(Figure data in JSON)
>> start

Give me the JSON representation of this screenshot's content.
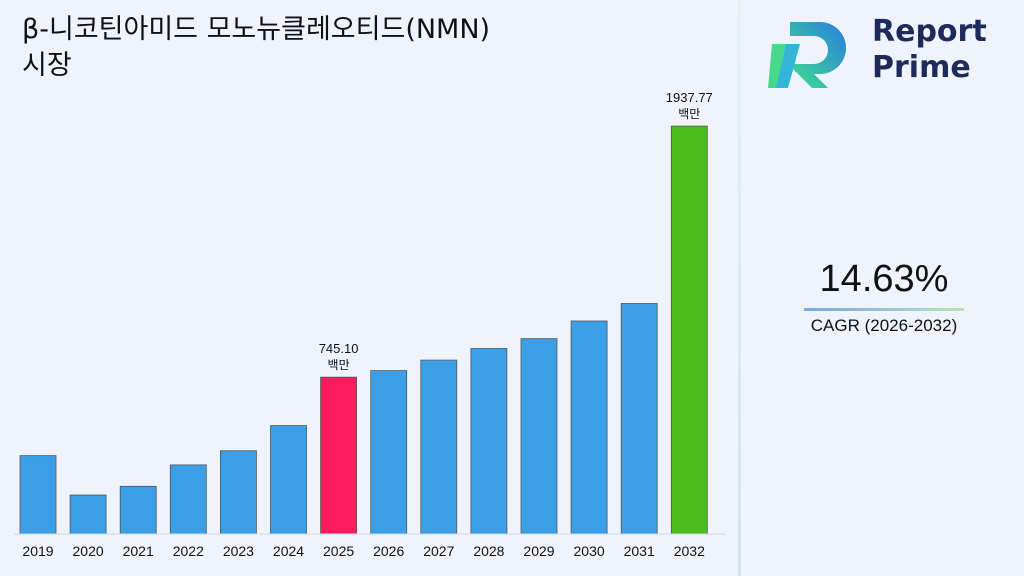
{
  "title": "β-니코틴아미드 모노뉴클레오티드(NMN) 시장",
  "brand": {
    "line1": "Report",
    "line2": "Prime"
  },
  "cagr": {
    "value": "14.63%",
    "label": "CAGR (2026-2032)"
  },
  "colors": {
    "bar": "#3a9fe6",
    "highlight": "#fc1c5c",
    "final": "#4cbc1c"
  },
  "chart_data": {
    "type": "bar",
    "categories": [
      "2019",
      "2020",
      "2021",
      "2022",
      "2023",
      "2024",
      "2025",
      "2026",
      "2027",
      "2028",
      "2029",
      "2030",
      "2031",
      "2032"
    ],
    "values": [
      372.3,
      185.1,
      226.5,
      328.2,
      395.5,
      515.1,
      745.1,
      776.3,
      826.2,
      881.3,
      928.1,
      1011.9,
      1095.1,
      1937.77
    ],
    "highlight_index": 6,
    "final_index": 13,
    "ylim": [
      0,
      2000
    ],
    "annotations": [
      {
        "index": 6,
        "value": "745.10",
        "unit": "백만"
      },
      {
        "index": 13,
        "value": "1937.77",
        "unit": "백만"
      }
    ],
    "grid": false,
    "legend": "none"
  }
}
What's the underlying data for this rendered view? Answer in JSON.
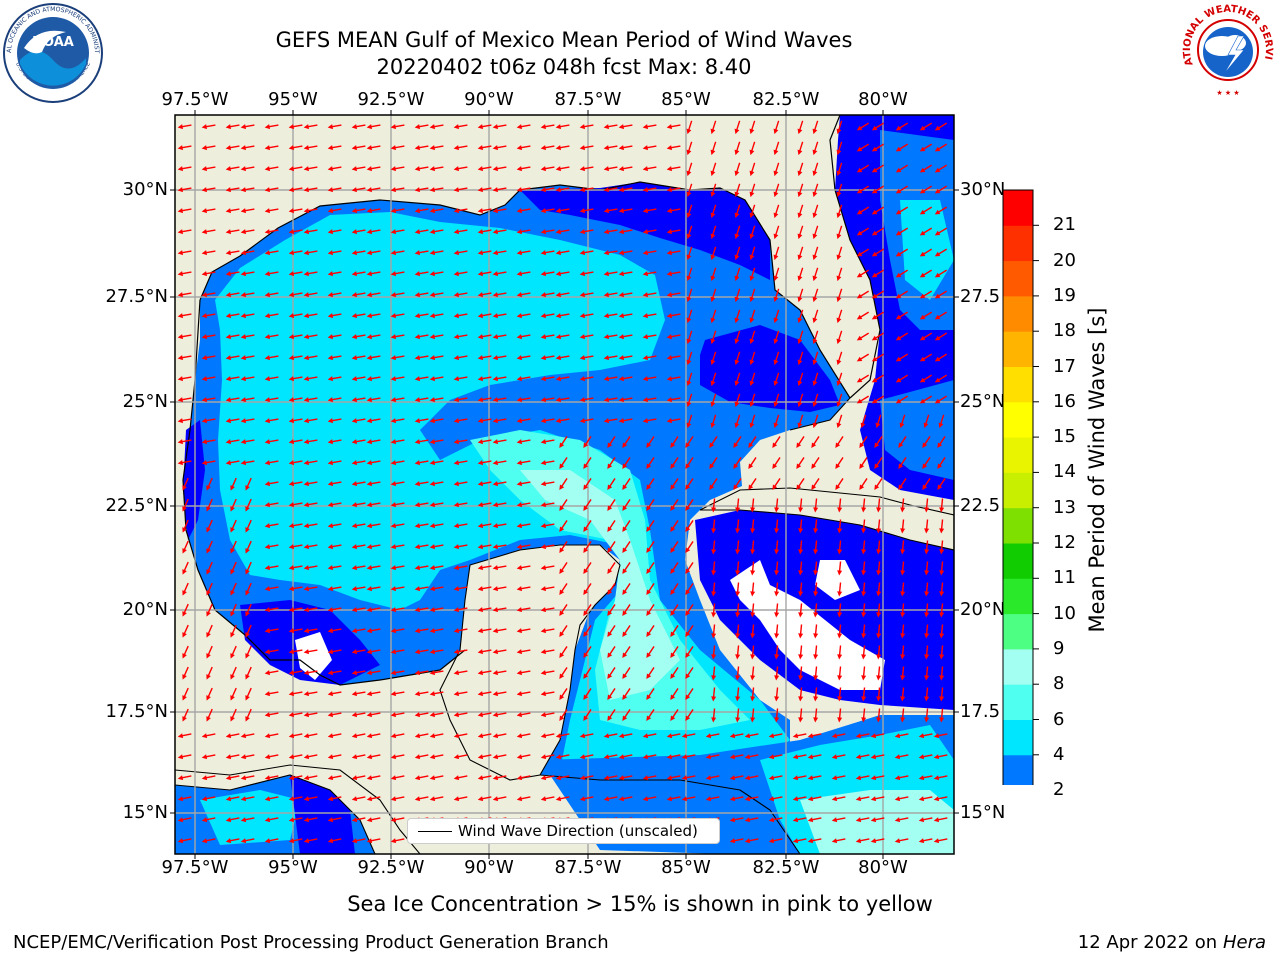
{
  "title": {
    "line1": "GEFS MEAN Gulf of Mexico Mean Period of Wind Waves",
    "line2": "20220402 t06z 048h fcst   Max: 8.40"
  },
  "logos": {
    "left": {
      "text": "NOAA",
      "ring_text": "NATIONAL OCEANIC AND ATMOSPHERIC ADMINISTRATION",
      "ring_text_bottom": "U.S. DEPARTMENT OF COMMERCE"
    },
    "right": {
      "ring_text": "NATIONAL WEATHER SERVICE"
    }
  },
  "map": {
    "lon_range": [
      -98.5,
      -78.5
    ],
    "lat_range": [
      14,
      31.5
    ],
    "lon_ticks": [
      "97.5°W",
      "95°W",
      "92.5°W",
      "90°W",
      "87.5°W",
      "85°W",
      "82.5°W",
      "80°W"
    ],
    "lat_ticks_left": [
      "15°N",
      "17.5°N",
      "20°N",
      "22.5°N",
      "25°N",
      "27.5°N",
      "30°N"
    ],
    "lat_ticks_right": [
      "15°N",
      "17.5°N",
      "20°N",
      "22.5°N",
      "25°N",
      "27.5°N",
      "30°N"
    ],
    "colors": {
      "land": "#eeeedd",
      "grid": "#a6a6a6",
      "arrow": "#ff0000",
      "coast": "#000000"
    }
  },
  "legend": {
    "label": "Wind Wave Direction (unscaled)"
  },
  "colorbar": {
    "label": "Mean Period of Wind Waves [s]",
    "tick_labels": [
      "2",
      "4",
      "6",
      "8",
      "9",
      "10",
      "11",
      "12",
      "13",
      "14",
      "15",
      "16",
      "17",
      "18",
      "19",
      "20",
      "21"
    ],
    "levels": [
      2,
      4,
      6,
      8,
      9,
      10,
      11,
      12,
      13,
      14,
      15,
      16,
      17,
      18,
      19,
      20,
      21
    ],
    "colors": [
      "#0078ff",
      "#00e6ff",
      "#4ffff0",
      "#a2fff2",
      "#4dff82",
      "#2ae82a",
      "#11cc00",
      "#7de000",
      "#c8ee00",
      "#e8f400",
      "#ffff00",
      "#ffdf00",
      "#ffb400",
      "#ff8c00",
      "#ff5a00",
      "#ff3000",
      "#ff0000"
    ],
    "under_color": "#0000ff"
  },
  "note": "Sea Ice Concentration > 15% is shown in pink to yellow",
  "footer": {
    "left": "NCEP/EMC/Verification Post Processing Product Generation Branch",
    "right_date": "12 Apr 2022 on",
    "right_host": "Hera"
  }
}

>> end

> **EXERCISE GOAL**: Reproduce all of the data exactly, omitting each picture it holds.

> **RESULT OF THIS TASK**:
Give me the JSON representation of this screenshot's content.
{
  "title": "β-니코틴아미드 모노뉴클레오티드(NMN) 시장",
  "brand": {
    "line1": "Report",
    "line2": "Prime"
  },
  "cagr": {
    "value": "14.63%",
    "label": "CAGR (2026-2032)"
  },
  "colors": {
    "bar": "#3a9fe6",
    "highlight": "#fc1c5c",
    "final": "#4cbc1c"
  },
  "chart_data": {
    "type": "bar",
    "categories": [
      "2019",
      "2020",
      "2021",
      "2022",
      "2023",
      "2024",
      "2025",
      "2026",
      "2027",
      "2028",
      "2029",
      "2030",
      "2031",
      "2032"
    ],
    "values": [
      372.3,
      185.1,
      226.5,
      328.2,
      395.5,
      515.1,
      745.1,
      776.3,
      826.2,
      881.3,
      928.1,
      1011.9,
      1095.1,
      1937.77
    ],
    "highlight_index": 6,
    "final_index": 13,
    "ylim": [
      0,
      2000
    ],
    "annotations": [
      {
        "index": 6,
        "value": "745.10",
        "unit": "백만"
      },
      {
        "index": 13,
        "value": "1937.77",
        "unit": "백만"
      }
    ],
    "grid": false,
    "legend": "none"
  }
}
What's the underlying data for this rendered view? Answer in JSON.
{
  "title": {
    "line1": "GEFS MEAN Gulf of Mexico Mean Period of Wind Waves",
    "line2": "20220402 t06z 048h fcst   Max: 8.40"
  },
  "logos": {
    "left": {
      "text": "NOAA",
      "ring_text": "NATIONAL OCEANIC AND ATMOSPHERIC ADMINISTRATION",
      "ring_text_bottom": "U.S. DEPARTMENT OF COMMERCE"
    },
    "right": {
      "ring_text": "NATIONAL WEATHER SERVICE"
    }
  },
  "map": {
    "lon_range": [
      -98.5,
      -78.5
    ],
    "lat_range": [
      14,
      31.5
    ],
    "lon_ticks": [
      "97.5°W",
      "95°W",
      "92.5°W",
      "90°W",
      "87.5°W",
      "85°W",
      "82.5°W",
      "80°W"
    ],
    "lat_ticks_left": [
      "15°N",
      "17.5°N",
      "20°N",
      "22.5°N",
      "25°N",
      "27.5°N",
      "30°N"
    ],
    "lat_ticks_right": [
      "15°N",
      "17.5°N",
      "20°N",
      "22.5°N",
      "25°N",
      "27.5°N",
      "30°N"
    ],
    "colors": {
      "land": "#eeeedd",
      "grid": "#a6a6a6",
      "arrow": "#ff0000",
      "coast": "#000000"
    }
  },
  "legend": {
    "label": "Wind Wave Direction (unscaled)"
  },
  "colorbar": {
    "label": "Mean Period of Wind Waves [s]",
    "tick_labels": [
      "2",
      "4",
      "6",
      "8",
      "9",
      "10",
      "11",
      "12",
      "13",
      "14",
      "15",
      "16",
      "17",
      "18",
      "19",
      "20",
      "21"
    ],
    "levels": [
      2,
      4,
      6,
      8,
      9,
      10,
      11,
      12,
      13,
      14,
      15,
      16,
      17,
      18,
      19,
      20,
      21
    ],
    "colors": [
      "#0078ff",
      "#00e6ff",
      "#4ffff0",
      "#a2fff2",
      "#4dff82",
      "#2ae82a",
      "#11cc00",
      "#7de000",
      "#c8ee00",
      "#e8f400",
      "#ffff00",
      "#ffdf00",
      "#ffb400",
      "#ff8c00",
      "#ff5a00",
      "#ff3000",
      "#ff0000"
    ],
    "under_color": "#0000ff"
  },
  "note": "Sea Ice Concentration > 15% is shown in pink to yellow",
  "footer": {
    "left": "NCEP/EMC/Verification Post Processing Product Generation Branch",
    "right_date": "12 Apr 2022 on",
    "right_host": "Hera"
  }
}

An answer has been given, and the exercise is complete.